REQUIRED TASK.
Copy all lines that contain the word "Brake".

(Collected data entries)
____________________

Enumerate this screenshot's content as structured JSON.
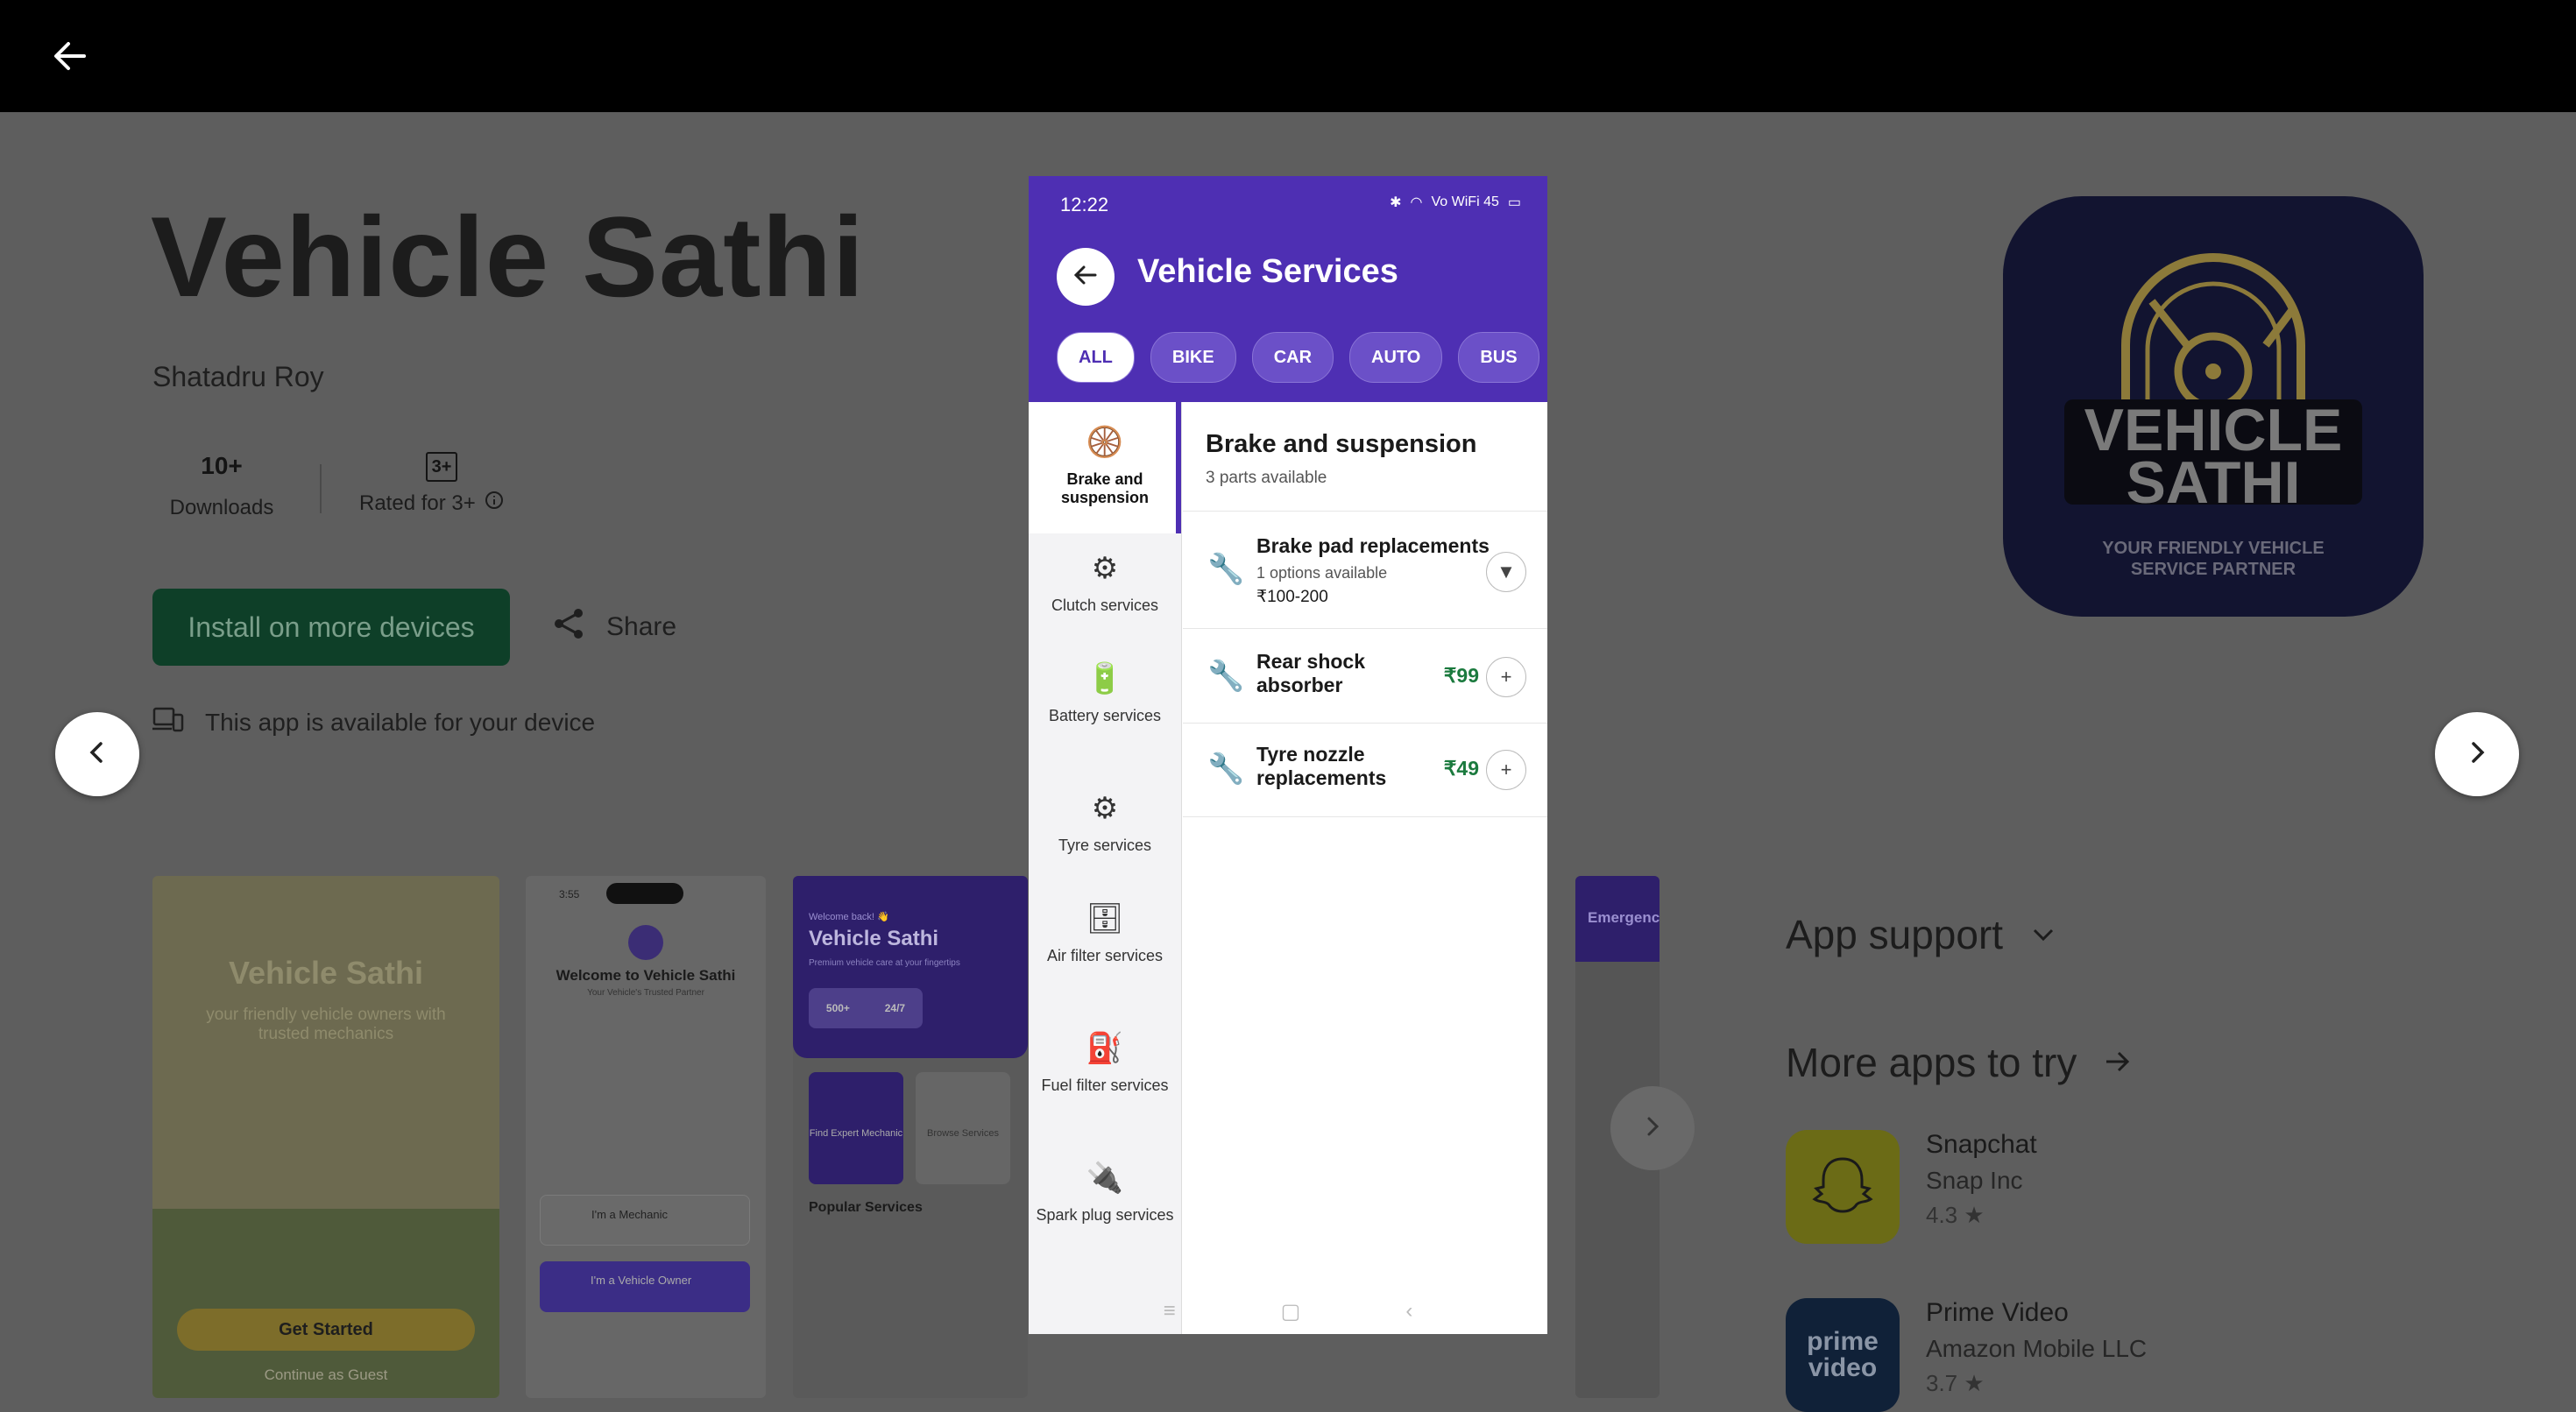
{
  "store": {
    "app_title": "Vehicle Sathi",
    "developer": "Shatadru Roy",
    "downloads_value": "10+",
    "downloads_label": "Downloads",
    "rating_badge": "3+",
    "rating_label": "Rated for 3+",
    "install_label": "Install on more devices",
    "share_label": "Share",
    "availability_text": "This app is available for your device"
  },
  "app_icon": {
    "line1": "VEHICLE",
    "line2": "SATHI",
    "tagline1": "YOUR FRIENDLY VEHICLE",
    "tagline2": "SERVICE PARTNER"
  },
  "thumbnails": {
    "t1_title": "Vehicle Sathi",
    "t1_subtitle": "your friendly vehicle owners with trusted mechanics",
    "t1_button": "Get Started",
    "t1_link": "Continue as Guest",
    "t2_time": "3:55",
    "t2_title": "Welcome to Vehicle Sathi",
    "t2_subtitle": "Your Vehicle's Trusted Partner",
    "t2_opt1": "I'm a Mechanic",
    "t2_opt2": "I'm a Vehicle Owner",
    "t3_welcome": "Welcome back! 👋",
    "t3_title": "Vehicle Sathi",
    "t3_subtitle": "Premium vehicle care at your fingertips",
    "t3_stat1": "500+",
    "t3_stat2": "24/7",
    "t3_card1": "Find Expert Mechanic",
    "t3_card2": "Browse Services",
    "t3_section": "Popular Services",
    "t6_title": "Emergenc"
  },
  "right_column": {
    "app_support": "App support",
    "more_apps": "More apps to try",
    "apps": [
      {
        "name": "Snapchat",
        "developer": "Snap Inc",
        "rating": "4.3 ★"
      },
      {
        "name": "Prime Video",
        "developer": "Amazon Mobile LLC",
        "rating": "3.7 ★"
      }
    ]
  },
  "phone": {
    "status_time": "12:22",
    "status_right": "Vo WiFi 45",
    "title": "Vehicle Services",
    "chips": [
      "ALL",
      "BIKE",
      "CAR",
      "AUTO",
      "BUS"
    ],
    "categories": [
      {
        "label": "Brake and suspension",
        "icon": "🛞"
      },
      {
        "label": "Clutch services",
        "icon": "⚙"
      },
      {
        "label": "Battery services",
        "icon": "🔋"
      },
      {
        "label": "Tyre services",
        "icon": "⚙"
      },
      {
        "label": "Air filter services",
        "icon": "🗄"
      },
      {
        "label": "Fuel filter services",
        "icon": "⛽"
      },
      {
        "label": "Spark plug services",
        "icon": "🔌"
      }
    ],
    "section_title": "Brake and suspension",
    "section_subtitle": "3 parts available",
    "parts": [
      {
        "name": "Brake pad replacements",
        "options": "1 options available",
        "range": "₹100-200",
        "price": "",
        "action": "▼"
      },
      {
        "name": "Rear shock absorber",
        "options": "",
        "range": "",
        "price": "₹99",
        "action": "+"
      },
      {
        "name": "Tyre nozzle replacements",
        "options": "",
        "range": "",
        "price": "₹49",
        "action": "+"
      }
    ]
  },
  "colors": {
    "phone_header": "#4e2fb3",
    "install_button": "#0e3f28",
    "price_green": "#1b7a3e"
  }
}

____________________

SOLUTION FOR THIS EXERCISE.
        "label": "Brake and suspension",
    "section_title": "Brake and suspension",
        "name": "Brake pad replacements",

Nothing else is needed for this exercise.